EXERCISE DESCRIPTION =>
Quote the entries that follow exactly, leaving none out.

[Begin RAW RECORDS]

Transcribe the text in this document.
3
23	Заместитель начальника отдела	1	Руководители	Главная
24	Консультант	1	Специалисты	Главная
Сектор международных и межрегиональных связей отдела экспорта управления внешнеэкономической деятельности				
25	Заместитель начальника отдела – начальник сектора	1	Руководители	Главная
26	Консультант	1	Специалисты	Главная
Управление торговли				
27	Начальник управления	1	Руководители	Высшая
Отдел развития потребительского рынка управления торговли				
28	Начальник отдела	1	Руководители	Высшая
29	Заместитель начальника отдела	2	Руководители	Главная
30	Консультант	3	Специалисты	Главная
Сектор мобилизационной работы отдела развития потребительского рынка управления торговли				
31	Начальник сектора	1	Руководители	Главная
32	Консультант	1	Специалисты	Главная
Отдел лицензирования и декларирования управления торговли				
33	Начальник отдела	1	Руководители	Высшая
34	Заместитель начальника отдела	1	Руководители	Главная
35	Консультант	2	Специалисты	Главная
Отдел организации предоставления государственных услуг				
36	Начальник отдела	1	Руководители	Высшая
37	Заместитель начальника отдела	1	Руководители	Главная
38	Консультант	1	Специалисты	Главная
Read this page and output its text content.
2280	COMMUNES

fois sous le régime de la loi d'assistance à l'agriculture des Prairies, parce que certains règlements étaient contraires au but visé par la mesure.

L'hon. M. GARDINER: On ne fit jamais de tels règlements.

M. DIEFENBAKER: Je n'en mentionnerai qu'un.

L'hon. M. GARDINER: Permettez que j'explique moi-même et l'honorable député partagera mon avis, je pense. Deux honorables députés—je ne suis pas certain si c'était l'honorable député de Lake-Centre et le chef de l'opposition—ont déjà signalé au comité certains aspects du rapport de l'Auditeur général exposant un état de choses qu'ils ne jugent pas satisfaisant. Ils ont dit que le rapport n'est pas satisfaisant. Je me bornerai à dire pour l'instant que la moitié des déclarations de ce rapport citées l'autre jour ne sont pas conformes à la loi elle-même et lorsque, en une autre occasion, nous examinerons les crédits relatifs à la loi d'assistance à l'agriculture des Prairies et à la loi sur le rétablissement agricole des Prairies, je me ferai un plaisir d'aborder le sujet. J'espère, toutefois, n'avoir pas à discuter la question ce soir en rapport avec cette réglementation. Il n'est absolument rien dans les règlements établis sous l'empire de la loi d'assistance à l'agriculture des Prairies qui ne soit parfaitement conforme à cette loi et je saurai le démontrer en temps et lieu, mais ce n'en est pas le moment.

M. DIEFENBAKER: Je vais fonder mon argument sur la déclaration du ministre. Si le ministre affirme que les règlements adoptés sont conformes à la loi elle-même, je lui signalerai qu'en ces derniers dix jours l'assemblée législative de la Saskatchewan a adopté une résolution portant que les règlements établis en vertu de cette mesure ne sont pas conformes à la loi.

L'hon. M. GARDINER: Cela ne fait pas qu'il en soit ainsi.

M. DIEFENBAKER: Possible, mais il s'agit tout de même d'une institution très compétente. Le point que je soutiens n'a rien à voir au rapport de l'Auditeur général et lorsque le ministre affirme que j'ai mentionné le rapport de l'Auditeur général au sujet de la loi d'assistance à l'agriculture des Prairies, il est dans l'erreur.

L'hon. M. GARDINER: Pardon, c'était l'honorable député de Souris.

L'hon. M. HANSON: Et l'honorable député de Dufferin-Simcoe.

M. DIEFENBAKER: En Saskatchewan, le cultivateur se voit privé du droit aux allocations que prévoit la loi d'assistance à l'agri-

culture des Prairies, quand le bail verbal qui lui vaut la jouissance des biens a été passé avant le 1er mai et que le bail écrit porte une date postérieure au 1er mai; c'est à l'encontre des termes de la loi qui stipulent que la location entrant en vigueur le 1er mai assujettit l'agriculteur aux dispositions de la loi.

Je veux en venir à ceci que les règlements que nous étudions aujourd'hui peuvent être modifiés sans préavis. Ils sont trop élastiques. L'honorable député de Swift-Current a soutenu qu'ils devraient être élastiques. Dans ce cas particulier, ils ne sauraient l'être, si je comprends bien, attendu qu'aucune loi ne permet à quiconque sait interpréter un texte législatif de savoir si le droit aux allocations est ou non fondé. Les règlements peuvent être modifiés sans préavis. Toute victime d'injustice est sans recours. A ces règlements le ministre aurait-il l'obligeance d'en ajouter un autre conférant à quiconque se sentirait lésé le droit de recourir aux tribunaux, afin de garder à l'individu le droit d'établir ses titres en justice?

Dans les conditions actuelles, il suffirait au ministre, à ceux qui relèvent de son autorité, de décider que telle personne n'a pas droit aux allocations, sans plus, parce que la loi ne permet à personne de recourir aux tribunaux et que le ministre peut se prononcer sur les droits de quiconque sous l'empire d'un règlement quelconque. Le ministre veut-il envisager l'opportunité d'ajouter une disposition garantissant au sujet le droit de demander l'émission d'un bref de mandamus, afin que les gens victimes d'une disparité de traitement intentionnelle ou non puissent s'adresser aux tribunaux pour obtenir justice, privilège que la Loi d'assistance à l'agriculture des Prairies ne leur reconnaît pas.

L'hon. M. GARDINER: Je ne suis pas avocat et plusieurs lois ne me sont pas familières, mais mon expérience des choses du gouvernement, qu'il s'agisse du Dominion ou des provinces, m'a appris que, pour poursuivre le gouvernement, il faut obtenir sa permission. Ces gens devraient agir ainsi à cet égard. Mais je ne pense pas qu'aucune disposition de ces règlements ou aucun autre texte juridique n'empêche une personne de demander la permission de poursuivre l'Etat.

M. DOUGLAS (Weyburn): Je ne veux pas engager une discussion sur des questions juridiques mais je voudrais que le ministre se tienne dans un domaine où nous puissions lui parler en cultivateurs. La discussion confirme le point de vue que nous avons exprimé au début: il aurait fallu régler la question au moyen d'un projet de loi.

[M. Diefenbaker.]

[End RAW RECORDS]

SOLUTION TO THIS PROBLEM =>
Transcribe the text in this document.
3
23	Заместитель начальника отдела	1	Руководители	Главная
24	Консультант	1	Специалисты	Главная
Сектор международных и межрегиональных связей отдела экспорта управления внешнеэкономической деятельности				
25	Заместитель начальника отдела – начальник сектора	1	Руководители	Главная
26	Консультант	1	Специалисты	Главная
Управление торговли				
27	Начальник управления	1	Руководители	Высшая
Отдел развития потребительского рынка управления торговли				
28	Начальник отдела	1	Руководители	Высшая
29	Заместитель начальника отдела	2	Руководители	Главная
30	Консультант	3	Специалисты	Главная
Сектор мобилизационной работы отдела развития потребительского рынка управления торговли				
31	Начальник сектора	1	Руководители	Главная
32	Консультант	1	Специалисты	Главная
Отдел лицензирования и декларирования управления торговли				
33	Начальник отдела	1	Руководители	Высшая
34	Заместитель начальника отдела	1	Руководители	Главная
35	Консультант	2	Специалисты	Главная
Отдел организации предоставления государственных услуг				
36	Начальник отдела	1	Руководители	Высшая
37	Заместитель начальника отдела	1	Руководители	Главная
38	Консультант	1	Специалисты	Главная
Read this page and output its text content.
2280	COMMUNES

fois sous le régime de la loi d'assistance à l'agriculture des Prairies, parce que certains règlements étaient contraires au but visé par la mesure.

L'hon. M. GARDINER: On ne fit jamais de tels règlements.

M. DIEFENBAKER: Je n'en mentionnerai qu'un.

L'hon. M. GARDINER: Permettez que j'explique moi-même et l'honorable député partagera mon avis, je pense. Deux honorables députés—je ne suis pas certain si c'était l'honorable député de Lake-Centre et le chef de l'opposition—ont déjà signalé au comité certains aspects du rapport de l'Auditeur général exposant un état de choses qu'ils ne jugent pas satisfaisant. Ils ont dit que le rapport n'est pas satisfaisant. Je me bornerai à dire pour l'instant que la moitié des déclarations de ce rapport citées l'autre jour ne sont pas conformes à la loi elle-même et lorsque, en une autre occasion, nous examinerons les crédits relatifs à la loi d'assistance à l'agriculture des Prairies et à la loi sur le rétablissement agricole des Prairies, je me ferai un plaisir d'aborder le sujet. J'espère, toutefois, n'avoir pas à discuter la question ce soir en rapport avec cette réglementation. Il n'est absolument rien dans les règlements établis sous l'empire de la loi d'assistance à l'agriculture des Prairies qui ne soit parfaitement conforme à cette loi et je saurai le démontrer en temps et lieu, mais ce n'en est pas le moment.

M. DIEFENBAKER: Je vais fonder mon argument sur la déclaration du ministre. Si le ministre affirme que les règlements adoptés sont conformes à la loi elle-même, je lui signalerai qu'en ces derniers dix jours l'assemblée législative de la Saskatchewan a adopté une résolution portant que les règlements établis en vertu de cette mesure ne sont pas conformes à la loi.

L'hon. M. GARDINER: Cela ne fait pas qu'il en soit ainsi.

M. DIEFENBAKER: Possible, mais il s'agit tout de même d'une institution très compétente. Le point que je soutiens n'a rien à voir au rapport de l'Auditeur général et lorsque le ministre affirme que j'ai mentionné le rapport de l'Auditeur général au sujet de la loi d'assistance à l'agriculture des Prairies, il est dans l'erreur.

L'hon. M. GARDINER: Pardon, c'était l'honorable député de Souris.

L'hon. M. HANSON: Et l'honorable député de Dufferin-Simcoe.

M. DIEFENBAKER: En Saskatchewan, le cultivateur se voit privé du droit aux allocations que prévoit la loi d'assistance à l'agri-

culture des Prairies, quand le bail verbal qui lui vaut la jouissance des biens a été passé avant le 1er mai et que le bail écrit porte une date postérieure au 1er mai; c'est à l'encontre des termes de la loi qui stipulent que la location entrant en vigueur le 1er mai assujettit l'agriculteur aux dispositions de la loi.

Je veux en venir à ceci que les règlements que nous étudions aujourd'hui peuvent être modifiés sans préavis. Ils sont trop élastiques. L'honorable député de Swift-Current a soutenu qu'ils devraient être élastiques. Dans ce cas particulier, ils ne sauraient l'être, si je comprends bien, attendu qu'aucune loi ne permet à quiconque sait interpréter un texte législatif de savoir si le droit aux allocations est ou non fondé. Les règlements peuvent être modifiés sans préavis. Toute victime d'injustice est sans recours. A ces règlements le ministre aurait-il l'obligeance d'en ajouter un autre conférant à quiconque se sentirait lésé le droit de recourir aux tribunaux, afin de garder à l'individu le droit d'établir ses titres en justice?

Dans les conditions actuelles, il suffirait au ministre, à ceux qui relèvent de son autorité, de décider que telle personne n'a pas droit aux allocations, sans plus, parce que la loi ne permet à personne de recourir aux tribunaux et que le ministre peut se prononcer sur les droits de quiconque sous l'empire d'un règlement quelconque. Le ministre veut-il envisager l'opportunité d'ajouter une disposition garantissant au sujet le droit de demander l'émission d'un bref de mandamus, afin que les gens victimes d'une disparité de traitement intentionnelle ou non puissent s'adresser aux tribunaux pour obtenir justice, privilège que la Loi d'assistance à l'agriculture des Prairies ne leur reconnaît pas.

L'hon. M. GARDINER: Je ne suis pas avocat et plusieurs lois ne me sont pas familières, mais mon expérience des choses du gouvernement, qu'il s'agisse du Dominion ou des provinces, m'a appris que, pour poursuivre le gouvernement, il faut obtenir sa permission. Ces gens devraient agir ainsi à cet égard. Mais je ne pense pas qu'aucune disposition de ces règlements ou aucun autre texte juridique n'empêche une personne de demander la permission de poursuivre l'Etat.

M. DOUGLAS (Weyburn): Je ne veux pas engager une discussion sur des questions juridiques mais je voudrais que le ministre se tienne dans un domaine où nous puissions lui parler en cultivateurs. La discussion confirme le point de vue que nous avons exprimé au début: il aurait fallu régler la question au moyen d'un projet de loi.

[M. Diefenbaker.]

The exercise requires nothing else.